### Records to use:
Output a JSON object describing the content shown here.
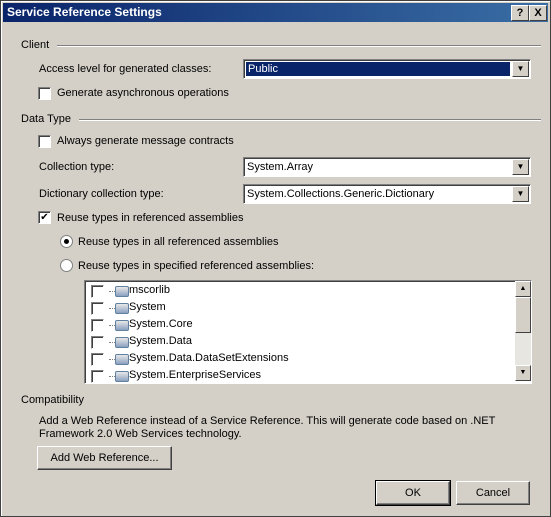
{
  "window": {
    "title": "Service Reference Settings",
    "help_button": "?",
    "close_button": "X"
  },
  "client": {
    "header": "Client",
    "access_level_label": "Access level for generated classes:",
    "access_level_value": "Public",
    "async_label": "Generate asynchronous operations",
    "async_checked": false
  },
  "data_type": {
    "header": "Data Type",
    "always_generate_label": "Always generate message contracts",
    "always_generate_checked": false,
    "collection_type_label": "Collection type:",
    "collection_type_value": "System.Array",
    "dictionary_label": "Dictionary collection type:",
    "dictionary_value": "System.Collections.Generic.Dictionary",
    "reuse_label": "Reuse types in referenced assemblies",
    "reuse_checked": true,
    "reuse_all_label": "Reuse types in all referenced assemblies",
    "reuse_all_selected": true,
    "reuse_specified_label": "Reuse types in specified referenced assemblies:",
    "assemblies": [
      "mscorlib",
      "System",
      "System.Core",
      "System.Data",
      "System.Data.DataSetExtensions",
      "System.EnterpriseServices"
    ]
  },
  "compatibility": {
    "header": "Compatibility",
    "description_line1": "Add a Web Reference instead of a Service Reference. This will generate code based on .NET",
    "description_line2": "Framework 2.0 Web Services technology.",
    "add_web_reference_button": "Add Web Reference..."
  },
  "buttons": {
    "ok": "OK",
    "cancel": "Cancel"
  },
  "colors": {
    "titlebar_start": "#0a246a",
    "titlebar_end": "#3a6ea5",
    "dialog_bg": "#d4d0c8",
    "selection": "#0a246a"
  }
}
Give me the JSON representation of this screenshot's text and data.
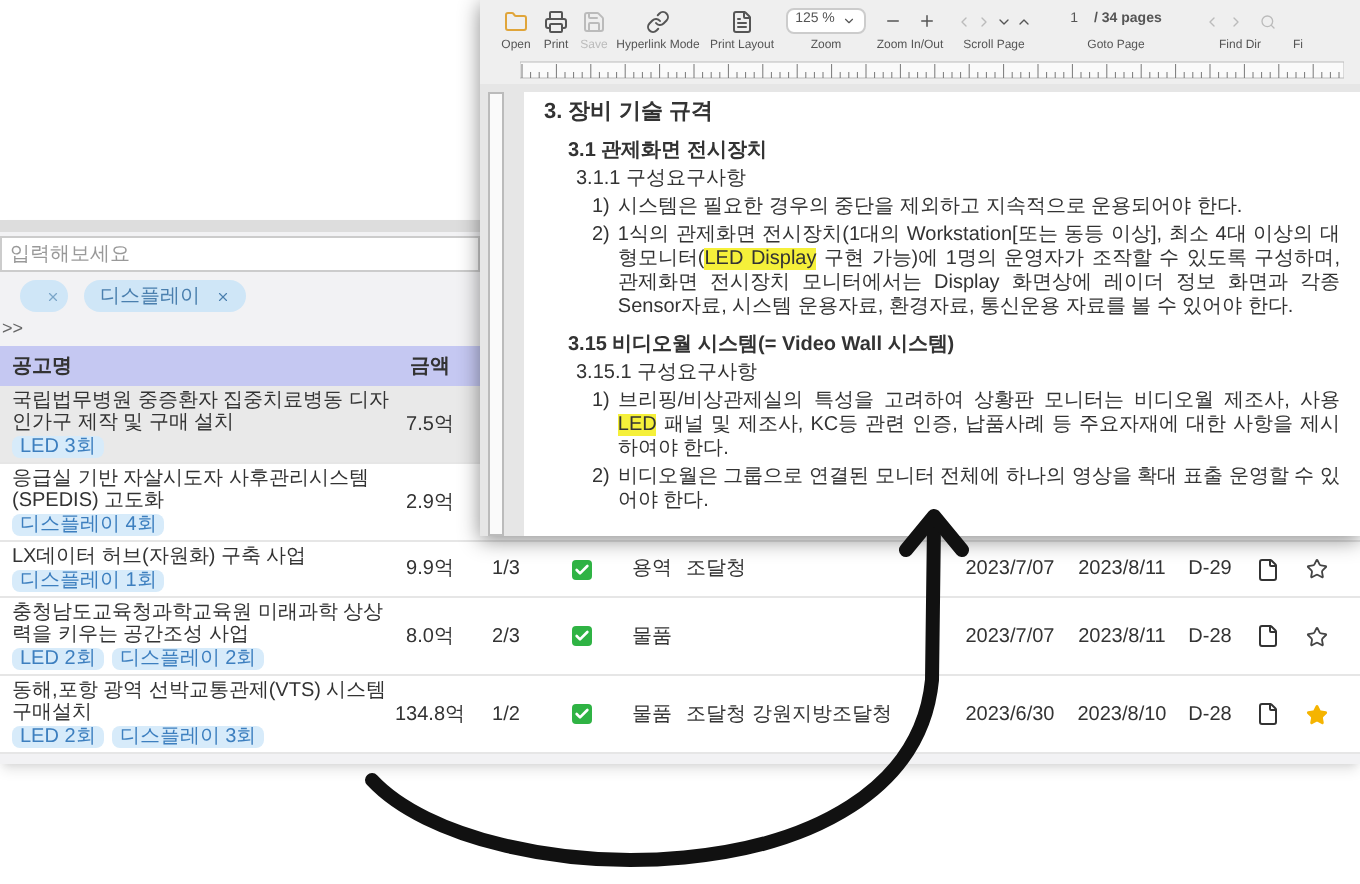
{
  "list_window": {
    "search": {
      "placeholder": "입력해보세요"
    },
    "filter_chips": [
      {
        "label": "디스플레이"
      }
    ],
    "nav_text": ">>",
    "table": {
      "columns": [
        "공고명",
        "금액"
      ],
      "rows": [
        {
          "selected": true,
          "title": "국립법무병원 중증환자 집중치료병동 디자인가구 제작 및 구매 설치",
          "tags": [
            "LED 3회"
          ],
          "amount": "7.5억"
        },
        {
          "selected": false,
          "title": "응급실 기반 자살시도자 사후관리시스템(SPEDIS) 고도화",
          "tags": [
            "디스플레이 4회"
          ],
          "amount": "2.9억"
        },
        {
          "selected": false,
          "title": "LX데이터 허브(자원화) 구축 사업",
          "tags": [
            "디스플레이 1회"
          ],
          "amount": "9.9억",
          "holding": "1/3",
          "checked": true,
          "type": "용역",
          "agency": "조달청",
          "start": "2023/7/07",
          "end": "2023/8/11",
          "dday": "D-29",
          "starred": false
        },
        {
          "selected": false,
          "title": "충청남도교육청과학교육원 미래과학 상상력을 키우는 공간조성 사업",
          "tags": [
            "LED 2회",
            "디스플레이 2회"
          ],
          "amount": "8.0억",
          "holding": "2/3",
          "checked": true,
          "type": "물품",
          "agency": "",
          "start": "2023/7/07",
          "end": "2023/8/11",
          "dday": "D-28",
          "starred": false
        },
        {
          "selected": false,
          "title": "동해,포항 광역 선박교통관제(VTS) 시스템 구매설치",
          "tags": [
            "LED 2회",
            "디스플레이 3회"
          ],
          "amount": "134.8억",
          "holding": "1/2",
          "checked": true,
          "type": "물품",
          "agency": "조달청 강원지방조달청",
          "start": "2023/6/30",
          "end": "2023/8/10",
          "dday": "D-28",
          "starred": true
        }
      ]
    }
  },
  "doc_window": {
    "toolbar": [
      {
        "kind": "open",
        "label": "Open",
        "disabled": false
      },
      {
        "kind": "print",
        "label": "Print",
        "disabled": false
      },
      {
        "kind": "save",
        "label": "Save",
        "disabled": true
      },
      {
        "kind": "hyperlink",
        "label": "Hyperlink Mode",
        "disabled": false
      },
      {
        "kind": "layout",
        "label": "Print Layout",
        "disabled": false
      },
      {
        "kind": "zoom",
        "label": "Zoom",
        "value": "125 %",
        "disabled": false
      },
      {
        "kind": "zoomio",
        "label": "Zoom In/Out",
        "disabled": false
      },
      {
        "kind": "scroll",
        "label": "Scroll Page",
        "disabled": false
      },
      {
        "kind": "goto",
        "label": "Goto Page",
        "value": "1",
        "total": "/ 34 pages",
        "disabled": false
      },
      {
        "kind": "find",
        "label": "Find Dir",
        "disabled": false
      },
      {
        "kind": "cut",
        "label": "Fi",
        "disabled": false
      }
    ],
    "document": [
      {
        "kind": "h1",
        "text": "3. 장비 기술 규격"
      },
      {
        "kind": "h2",
        "text": "3.1 관제화면 전시장치"
      },
      {
        "kind": "h3",
        "text": "3.1.1 구성요구사항"
      },
      {
        "kind": "item",
        "num": "1)",
        "segments": [
          {
            "text": "시스템은 필요한 경우의 중단을 제외하고 지속적으로 운용되어야 한다.",
            "highlight": false
          }
        ]
      },
      {
        "kind": "item",
        "num": "2)",
        "segments": [
          {
            "text": "1식의 관제화면 전시장치(1대의 Workstation[또는 동등 이상], 최소 4대 이상의 대형모니터(",
            "highlight": false
          },
          {
            "text": "LED Display",
            "highlight": true
          },
          {
            "text": " 구현 가능)에 1명의 운영자가 조작할 수 있도록 구성하며, 관제화면 전시장치 모니터에서는 Display 화면상에 레이더 정보 화면과 각종 Sensor자료, 시스템 운용자료, 환경자료, 통신운용 자료를 볼 수 있어야 한다.",
            "highlight": false
          }
        ]
      },
      {
        "kind": "h2",
        "text": "3.15 비디오월 시스템(= Video Wall 시스템)"
      },
      {
        "kind": "h3",
        "text": "3.15.1 구성요구사항"
      },
      {
        "kind": "item",
        "num": "1)",
        "segments": [
          {
            "text": "브리핑/비상관제실의 특성을 고려하여 상황판 모니터는 비디오월 제조사, 사용 ",
            "highlight": false
          },
          {
            "text": "LED",
            "highlight": true
          },
          {
            "text": " 패널 및 제조사, KC등 관련 인증, 납품사례 등 주요자재에 대한 사항을 제시하여야 한다.",
            "highlight": false
          }
        ]
      },
      {
        "kind": "item",
        "num": "2)",
        "segments": [
          {
            "text": "비디오월은 그룹으로 연결된 모니터 전체에 하나의 영상을 확대 표출 운영할 수 있어야 한다.",
            "highlight": false
          }
        ]
      }
    ]
  }
}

### Problem requirements:
Each line that has the word "System" should be copied.

### Answer to the exercise:
    "collection_type_value": "System.Array",
    "dictionary_value": "System.Collections.Generic.Dictionary",
      "System",
      "System.Core",
      "System.Data",
      "System.Data.DataSetExtensions",
      "System.EnterpriseServices"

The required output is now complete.